Data lines:

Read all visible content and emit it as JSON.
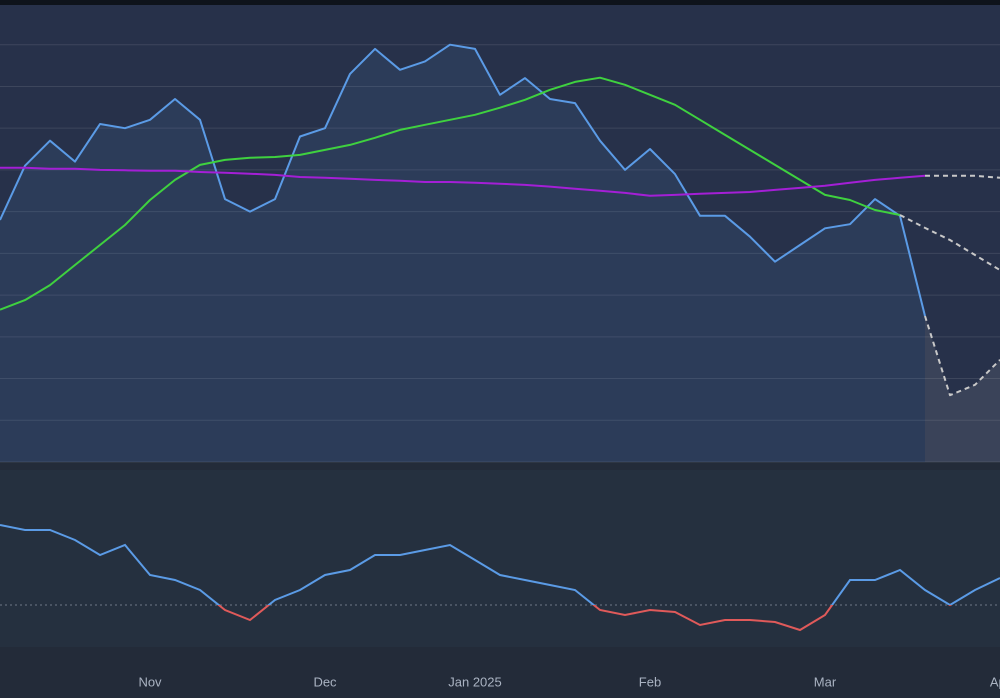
{
  "chart_data": [
    {
      "type": "line",
      "categories": [
        null,
        null,
        null,
        null,
        null,
        null,
        "Nov",
        null,
        null,
        null,
        null,
        null,
        null,
        "Dec",
        null,
        null,
        null,
        null,
        null,
        "Jan 2025",
        null,
        null,
        null,
        null,
        null,
        null,
        "Feb",
        null,
        null,
        null,
        null,
        null,
        null,
        "Mar",
        null,
        null,
        null,
        null,
        null,
        null,
        "Apr"
      ],
      "ylim": [
        0,
        110
      ],
      "yticks": [
        0,
        10,
        20,
        30,
        40,
        50,
        60,
        70,
        80,
        90,
        100
      ],
      "grid": true,
      "series": [
        {
          "color": "#5b9be6",
          "fill": true,
          "values": [
            58,
            71,
            77,
            72,
            81,
            80,
            82,
            87,
            82,
            63,
            60,
            63,
            78,
            80,
            93,
            99,
            94,
            96,
            100,
            99,
            88,
            92,
            87,
            86,
            77,
            70,
            75,
            69,
            59,
            59,
            54,
            48,
            52,
            56,
            57,
            63,
            59,
            35,
            null,
            null,
            null
          ]
        },
        {
          "color": "#3fd13f",
          "values": [
            36.5,
            38.8,
            42.4,
            47.2,
            52,
            56.8,
            62.8,
            67.6,
            71.2,
            72.4,
            72.9,
            73.1,
            73.6,
            74.8,
            76,
            77.7,
            79.6,
            80.8,
            82,
            83.2,
            84.9,
            86.8,
            89.2,
            91.1,
            92.1,
            90.4,
            88,
            85.6,
            82,
            78.4,
            74.8,
            71.2,
            67.6,
            64,
            62.8,
            60.4,
            59.2,
            null,
            null,
            null,
            null
          ]
        },
        {
          "color": "#a41fd6",
          "values": [
            70.5,
            70.5,
            70.3,
            70.3,
            70,
            69.9,
            69.8,
            69.8,
            69.5,
            69.3,
            69.1,
            68.8,
            68.3,
            68.1,
            67.9,
            67.6,
            67.4,
            67.1,
            67.1,
            66.9,
            66.7,
            66.4,
            66,
            65.5,
            65,
            64.5,
            63.8,
            64,
            64.3,
            64.5,
            64.7,
            65.2,
            65.7,
            66.2,
            66.9,
            67.6,
            68.1,
            68.6,
            null,
            null,
            null
          ]
        },
        {
          "color": "#c8c8c8",
          "dash": true,
          "fill": true,
          "values": [
            null,
            null,
            null,
            null,
            null,
            null,
            null,
            null,
            null,
            null,
            null,
            null,
            null,
            null,
            null,
            null,
            null,
            null,
            null,
            null,
            null,
            null,
            null,
            null,
            null,
            null,
            null,
            null,
            null,
            null,
            null,
            null,
            null,
            null,
            null,
            null,
            null,
            35,
            16,
            18.5,
            24.5
          ]
        },
        {
          "color": "#c8c8c8",
          "dash": true,
          "values": [
            null,
            null,
            null,
            null,
            null,
            null,
            null,
            null,
            null,
            null,
            null,
            null,
            null,
            null,
            null,
            null,
            null,
            null,
            null,
            null,
            null,
            null,
            null,
            null,
            null,
            null,
            null,
            null,
            null,
            null,
            null,
            null,
            null,
            null,
            null,
            null,
            59.2,
            56.1,
            53.2,
            49.6,
            46
          ]
        },
        {
          "color": "#c8c8c8",
          "dash": true,
          "values": [
            null,
            null,
            null,
            null,
            null,
            null,
            null,
            null,
            null,
            null,
            null,
            null,
            null,
            null,
            null,
            null,
            null,
            null,
            null,
            null,
            null,
            null,
            null,
            null,
            null,
            null,
            null,
            null,
            null,
            null,
            null,
            null,
            null,
            null,
            null,
            null,
            null,
            68.6,
            68.6,
            68.6,
            68.1
          ]
        }
      ]
    },
    {
      "type": "line",
      "color": "#5b9be6",
      "negative_color": "#e05a5a",
      "ylim": [
        -4.2,
        13.5
      ],
      "yticks": [
        0
      ],
      "values": [
        8,
        7.5,
        7.5,
        6.5,
        5,
        6,
        3,
        2.5,
        1.5,
        -0.5,
        -1.5,
        0.5,
        1.5,
        3,
        3.5,
        5,
        5,
        5.5,
        6,
        4.5,
        3,
        2.5,
        2,
        1.5,
        -0.5,
        -1,
        -0.5,
        -0.7,
        -2,
        -1.5,
        -1.5,
        -1.7,
        -2.5,
        -1,
        2.5,
        2.5,
        3.5,
        1.5,
        0,
        1.5,
        2.7
      ]
    }
  ]
}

What you will do: Copy the material exactly. Do not include the pictures.

Response for this exercise:
Read all visible content and emit it as JSON.
{
  "chart_data": [
    {
      "type": "line",
      "categories": [
        null,
        null,
        null,
        null,
        null,
        null,
        "Nov",
        null,
        null,
        null,
        null,
        null,
        null,
        "Dec",
        null,
        null,
        null,
        null,
        null,
        "Jan 2025",
        null,
        null,
        null,
        null,
        null,
        null,
        "Feb",
        null,
        null,
        null,
        null,
        null,
        null,
        "Mar",
        null,
        null,
        null,
        null,
        null,
        null,
        "Apr"
      ],
      "ylim": [
        0,
        110
      ],
      "yticks": [
        0,
        10,
        20,
        30,
        40,
        50,
        60,
        70,
        80,
        90,
        100
      ],
      "grid": true,
      "series": [
        {
          "color": "#5b9be6",
          "fill": true,
          "values": [
            58,
            71,
            77,
            72,
            81,
            80,
            82,
            87,
            82,
            63,
            60,
            63,
            78,
            80,
            93,
            99,
            94,
            96,
            100,
            99,
            88,
            92,
            87,
            86,
            77,
            70,
            75,
            69,
            59,
            59,
            54,
            48,
            52,
            56,
            57,
            63,
            59,
            35,
            null,
            null,
            null
          ]
        },
        {
          "color": "#3fd13f",
          "values": [
            36.5,
            38.8,
            42.4,
            47.2,
            52,
            56.8,
            62.8,
            67.6,
            71.2,
            72.4,
            72.9,
            73.1,
            73.6,
            74.8,
            76,
            77.7,
            79.6,
            80.8,
            82,
            83.2,
            84.9,
            86.8,
            89.2,
            91.1,
            92.1,
            90.4,
            88,
            85.6,
            82,
            78.4,
            74.8,
            71.2,
            67.6,
            64,
            62.8,
            60.4,
            59.2,
            null,
            null,
            null,
            null
          ]
        },
        {
          "color": "#a41fd6",
          "values": [
            70.5,
            70.5,
            70.3,
            70.3,
            70,
            69.9,
            69.8,
            69.8,
            69.5,
            69.3,
            69.1,
            68.8,
            68.3,
            68.1,
            67.9,
            67.6,
            67.4,
            67.1,
            67.1,
            66.9,
            66.7,
            66.4,
            66,
            65.5,
            65,
            64.5,
            63.8,
            64,
            64.3,
            64.5,
            64.7,
            65.2,
            65.7,
            66.2,
            66.9,
            67.6,
            68.1,
            68.6,
            null,
            null,
            null
          ]
        },
        {
          "color": "#c8c8c8",
          "dash": true,
          "fill": true,
          "values": [
            null,
            null,
            null,
            null,
            null,
            null,
            null,
            null,
            null,
            null,
            null,
            null,
            null,
            null,
            null,
            null,
            null,
            null,
            null,
            null,
            null,
            null,
            null,
            null,
            null,
            null,
            null,
            null,
            null,
            null,
            null,
            null,
            null,
            null,
            null,
            null,
            null,
            35,
            16,
            18.5,
            24.5
          ]
        },
        {
          "color": "#c8c8c8",
          "dash": true,
          "values": [
            null,
            null,
            null,
            null,
            null,
            null,
            null,
            null,
            null,
            null,
            null,
            null,
            null,
            null,
            null,
            null,
            null,
            null,
            null,
            null,
            null,
            null,
            null,
            null,
            null,
            null,
            null,
            null,
            null,
            null,
            null,
            null,
            null,
            null,
            null,
            null,
            59.2,
            56.1,
            53.2,
            49.6,
            46
          ]
        },
        {
          "color": "#c8c8c8",
          "dash": true,
          "values": [
            null,
            null,
            null,
            null,
            null,
            null,
            null,
            null,
            null,
            null,
            null,
            null,
            null,
            null,
            null,
            null,
            null,
            null,
            null,
            null,
            null,
            null,
            null,
            null,
            null,
            null,
            null,
            null,
            null,
            null,
            null,
            null,
            null,
            null,
            null,
            null,
            null,
            68.6,
            68.6,
            68.6,
            68.1
          ]
        }
      ]
    },
    {
      "type": "line",
      "color": "#5b9be6",
      "negative_color": "#e05a5a",
      "ylim": [
        -4.2,
        13.5
      ],
      "yticks": [
        0
      ],
      "values": [
        8,
        7.5,
        7.5,
        6.5,
        5,
        6,
        3,
        2.5,
        1.5,
        -0.5,
        -1.5,
        0.5,
        1.5,
        3,
        3.5,
        5,
        5,
        5.5,
        6,
        4.5,
        3,
        2.5,
        2,
        1.5,
        -0.5,
        -1,
        -0.5,
        -0.7,
        -2,
        -1.5,
        -1.5,
        -1.7,
        -2.5,
        -1,
        2.5,
        2.5,
        3.5,
        1.5,
        0,
        1.5,
        2.7
      ]
    }
  ]
}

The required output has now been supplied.